═══ Exercise materials
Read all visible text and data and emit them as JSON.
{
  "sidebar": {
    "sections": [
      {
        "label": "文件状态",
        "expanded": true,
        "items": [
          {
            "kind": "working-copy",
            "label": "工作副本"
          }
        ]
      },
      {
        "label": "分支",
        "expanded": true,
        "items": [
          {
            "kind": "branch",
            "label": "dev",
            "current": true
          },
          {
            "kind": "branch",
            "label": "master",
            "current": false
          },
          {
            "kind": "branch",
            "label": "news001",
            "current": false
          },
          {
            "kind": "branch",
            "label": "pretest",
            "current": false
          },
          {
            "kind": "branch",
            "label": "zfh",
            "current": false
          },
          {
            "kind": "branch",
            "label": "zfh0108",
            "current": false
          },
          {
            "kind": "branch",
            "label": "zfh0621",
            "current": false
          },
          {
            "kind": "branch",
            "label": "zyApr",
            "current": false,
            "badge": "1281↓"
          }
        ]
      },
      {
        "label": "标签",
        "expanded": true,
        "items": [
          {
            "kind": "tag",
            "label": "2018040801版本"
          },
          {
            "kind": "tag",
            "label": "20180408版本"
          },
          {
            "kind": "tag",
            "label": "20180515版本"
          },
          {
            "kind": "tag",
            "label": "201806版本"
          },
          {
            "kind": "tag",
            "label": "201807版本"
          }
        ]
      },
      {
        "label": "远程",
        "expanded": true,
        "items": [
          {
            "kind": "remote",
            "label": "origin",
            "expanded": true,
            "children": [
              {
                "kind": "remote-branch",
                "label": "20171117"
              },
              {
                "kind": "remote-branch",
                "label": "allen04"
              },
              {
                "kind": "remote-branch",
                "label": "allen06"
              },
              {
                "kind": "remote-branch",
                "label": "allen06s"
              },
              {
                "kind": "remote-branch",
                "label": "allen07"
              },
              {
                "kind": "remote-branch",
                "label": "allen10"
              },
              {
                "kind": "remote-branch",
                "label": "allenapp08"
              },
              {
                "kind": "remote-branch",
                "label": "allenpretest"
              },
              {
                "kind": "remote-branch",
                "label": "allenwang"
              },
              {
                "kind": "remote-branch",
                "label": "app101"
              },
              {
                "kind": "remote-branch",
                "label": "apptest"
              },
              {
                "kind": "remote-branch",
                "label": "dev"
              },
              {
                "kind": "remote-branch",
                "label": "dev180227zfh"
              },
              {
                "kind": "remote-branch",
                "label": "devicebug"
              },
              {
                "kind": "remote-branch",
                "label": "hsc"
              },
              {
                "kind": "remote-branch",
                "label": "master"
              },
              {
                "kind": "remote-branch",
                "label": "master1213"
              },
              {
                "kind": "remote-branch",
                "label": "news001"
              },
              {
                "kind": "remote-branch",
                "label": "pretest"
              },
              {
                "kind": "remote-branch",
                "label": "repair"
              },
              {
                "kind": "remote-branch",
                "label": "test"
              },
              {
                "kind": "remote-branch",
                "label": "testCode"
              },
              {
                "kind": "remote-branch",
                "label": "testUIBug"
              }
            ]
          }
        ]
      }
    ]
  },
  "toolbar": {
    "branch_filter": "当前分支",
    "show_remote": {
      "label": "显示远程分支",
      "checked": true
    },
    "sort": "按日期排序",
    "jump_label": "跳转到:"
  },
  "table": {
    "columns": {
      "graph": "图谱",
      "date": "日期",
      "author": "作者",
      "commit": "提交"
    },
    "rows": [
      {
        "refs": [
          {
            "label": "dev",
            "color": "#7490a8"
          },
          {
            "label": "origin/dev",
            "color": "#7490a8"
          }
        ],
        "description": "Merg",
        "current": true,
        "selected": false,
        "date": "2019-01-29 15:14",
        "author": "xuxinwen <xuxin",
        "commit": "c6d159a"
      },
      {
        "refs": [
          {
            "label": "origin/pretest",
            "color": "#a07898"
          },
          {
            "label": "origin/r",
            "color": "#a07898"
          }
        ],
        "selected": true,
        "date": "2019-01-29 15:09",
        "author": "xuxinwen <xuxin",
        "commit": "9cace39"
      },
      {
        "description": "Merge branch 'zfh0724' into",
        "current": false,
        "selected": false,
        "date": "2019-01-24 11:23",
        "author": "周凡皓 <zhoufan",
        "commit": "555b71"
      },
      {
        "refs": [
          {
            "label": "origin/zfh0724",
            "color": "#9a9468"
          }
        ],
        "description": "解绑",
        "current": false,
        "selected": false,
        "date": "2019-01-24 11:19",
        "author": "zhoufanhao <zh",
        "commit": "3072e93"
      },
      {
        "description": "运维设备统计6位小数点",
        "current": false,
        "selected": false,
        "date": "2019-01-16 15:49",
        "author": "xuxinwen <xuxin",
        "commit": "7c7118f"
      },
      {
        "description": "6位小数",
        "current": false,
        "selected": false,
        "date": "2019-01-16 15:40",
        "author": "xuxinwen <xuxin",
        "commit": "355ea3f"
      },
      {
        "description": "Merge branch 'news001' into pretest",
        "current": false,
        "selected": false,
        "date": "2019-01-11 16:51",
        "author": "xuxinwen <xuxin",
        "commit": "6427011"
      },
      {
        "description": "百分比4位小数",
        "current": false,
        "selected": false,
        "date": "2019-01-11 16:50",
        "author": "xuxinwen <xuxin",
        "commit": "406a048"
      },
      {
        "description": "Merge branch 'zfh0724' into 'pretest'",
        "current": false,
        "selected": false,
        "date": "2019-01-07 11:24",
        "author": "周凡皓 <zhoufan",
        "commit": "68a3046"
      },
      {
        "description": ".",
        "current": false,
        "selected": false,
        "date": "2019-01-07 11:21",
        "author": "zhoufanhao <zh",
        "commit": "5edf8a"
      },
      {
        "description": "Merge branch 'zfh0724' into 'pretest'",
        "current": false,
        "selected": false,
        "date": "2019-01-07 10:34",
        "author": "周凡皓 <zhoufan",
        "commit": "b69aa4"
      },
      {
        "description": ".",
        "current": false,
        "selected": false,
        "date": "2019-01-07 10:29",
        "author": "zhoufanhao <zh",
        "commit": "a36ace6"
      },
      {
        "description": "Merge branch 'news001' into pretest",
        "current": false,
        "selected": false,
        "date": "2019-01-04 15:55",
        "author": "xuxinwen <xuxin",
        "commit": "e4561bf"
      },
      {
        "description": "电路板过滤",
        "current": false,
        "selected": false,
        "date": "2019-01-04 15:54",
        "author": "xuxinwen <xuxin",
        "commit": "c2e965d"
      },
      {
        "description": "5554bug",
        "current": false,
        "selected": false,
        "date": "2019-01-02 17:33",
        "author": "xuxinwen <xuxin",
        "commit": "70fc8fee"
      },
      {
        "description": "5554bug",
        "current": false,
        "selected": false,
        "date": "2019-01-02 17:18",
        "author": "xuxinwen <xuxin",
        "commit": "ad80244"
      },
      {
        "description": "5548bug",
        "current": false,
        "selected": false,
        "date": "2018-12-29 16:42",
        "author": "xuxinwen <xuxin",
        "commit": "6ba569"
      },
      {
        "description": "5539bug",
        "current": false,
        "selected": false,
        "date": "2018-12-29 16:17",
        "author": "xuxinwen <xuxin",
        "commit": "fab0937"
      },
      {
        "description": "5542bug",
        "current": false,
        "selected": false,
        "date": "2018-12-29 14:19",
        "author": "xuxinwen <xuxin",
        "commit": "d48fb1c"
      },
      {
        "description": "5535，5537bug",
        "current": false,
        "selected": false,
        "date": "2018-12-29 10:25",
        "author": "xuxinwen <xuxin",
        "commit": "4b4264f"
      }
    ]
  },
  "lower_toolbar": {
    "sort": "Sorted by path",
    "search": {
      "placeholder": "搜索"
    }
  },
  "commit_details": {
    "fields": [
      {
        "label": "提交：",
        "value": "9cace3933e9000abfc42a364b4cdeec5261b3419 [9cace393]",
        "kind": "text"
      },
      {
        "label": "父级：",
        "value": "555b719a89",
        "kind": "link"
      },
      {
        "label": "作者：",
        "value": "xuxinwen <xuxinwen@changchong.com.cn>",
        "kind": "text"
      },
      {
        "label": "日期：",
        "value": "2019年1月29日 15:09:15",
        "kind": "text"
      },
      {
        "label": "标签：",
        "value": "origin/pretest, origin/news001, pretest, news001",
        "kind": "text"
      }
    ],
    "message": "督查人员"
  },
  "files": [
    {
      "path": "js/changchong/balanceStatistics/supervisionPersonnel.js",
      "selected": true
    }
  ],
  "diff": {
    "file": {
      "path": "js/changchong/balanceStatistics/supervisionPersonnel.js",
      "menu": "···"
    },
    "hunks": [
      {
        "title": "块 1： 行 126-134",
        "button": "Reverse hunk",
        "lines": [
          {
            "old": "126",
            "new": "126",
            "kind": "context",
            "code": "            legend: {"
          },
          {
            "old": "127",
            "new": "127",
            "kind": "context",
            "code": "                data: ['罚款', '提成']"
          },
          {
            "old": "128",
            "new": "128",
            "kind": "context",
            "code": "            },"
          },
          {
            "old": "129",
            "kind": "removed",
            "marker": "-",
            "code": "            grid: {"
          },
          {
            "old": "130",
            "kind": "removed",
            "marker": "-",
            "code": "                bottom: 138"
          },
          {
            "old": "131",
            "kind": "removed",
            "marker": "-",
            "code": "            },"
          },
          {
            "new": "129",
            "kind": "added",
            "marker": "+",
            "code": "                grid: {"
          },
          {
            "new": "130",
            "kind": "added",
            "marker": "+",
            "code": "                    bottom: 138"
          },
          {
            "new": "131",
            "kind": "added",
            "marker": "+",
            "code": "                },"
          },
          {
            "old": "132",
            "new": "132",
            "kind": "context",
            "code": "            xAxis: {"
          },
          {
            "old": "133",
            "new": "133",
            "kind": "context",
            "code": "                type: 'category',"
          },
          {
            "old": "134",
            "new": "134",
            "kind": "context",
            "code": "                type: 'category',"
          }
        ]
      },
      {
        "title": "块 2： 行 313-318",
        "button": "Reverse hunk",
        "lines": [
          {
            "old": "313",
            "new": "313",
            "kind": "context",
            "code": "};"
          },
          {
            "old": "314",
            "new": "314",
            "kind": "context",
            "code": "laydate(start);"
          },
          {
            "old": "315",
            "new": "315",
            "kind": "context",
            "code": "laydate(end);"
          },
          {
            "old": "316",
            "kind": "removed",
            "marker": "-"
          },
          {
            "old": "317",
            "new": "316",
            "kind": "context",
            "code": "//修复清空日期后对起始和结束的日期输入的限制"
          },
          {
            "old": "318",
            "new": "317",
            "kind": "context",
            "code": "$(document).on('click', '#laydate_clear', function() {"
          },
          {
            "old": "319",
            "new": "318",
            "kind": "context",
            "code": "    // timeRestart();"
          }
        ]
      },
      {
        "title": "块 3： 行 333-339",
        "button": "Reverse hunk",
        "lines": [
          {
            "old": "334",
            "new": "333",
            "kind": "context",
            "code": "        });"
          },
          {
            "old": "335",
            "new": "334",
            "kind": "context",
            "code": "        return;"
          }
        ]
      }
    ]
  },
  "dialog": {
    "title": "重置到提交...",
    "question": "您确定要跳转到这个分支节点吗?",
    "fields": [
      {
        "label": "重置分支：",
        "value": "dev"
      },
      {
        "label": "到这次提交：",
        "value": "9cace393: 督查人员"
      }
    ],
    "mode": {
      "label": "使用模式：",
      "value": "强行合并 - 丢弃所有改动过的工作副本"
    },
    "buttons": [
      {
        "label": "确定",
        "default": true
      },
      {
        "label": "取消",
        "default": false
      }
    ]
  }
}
══════
Task prompt
Only the number is needed here: how many lines of the records contain "title"?

Exercise solution
4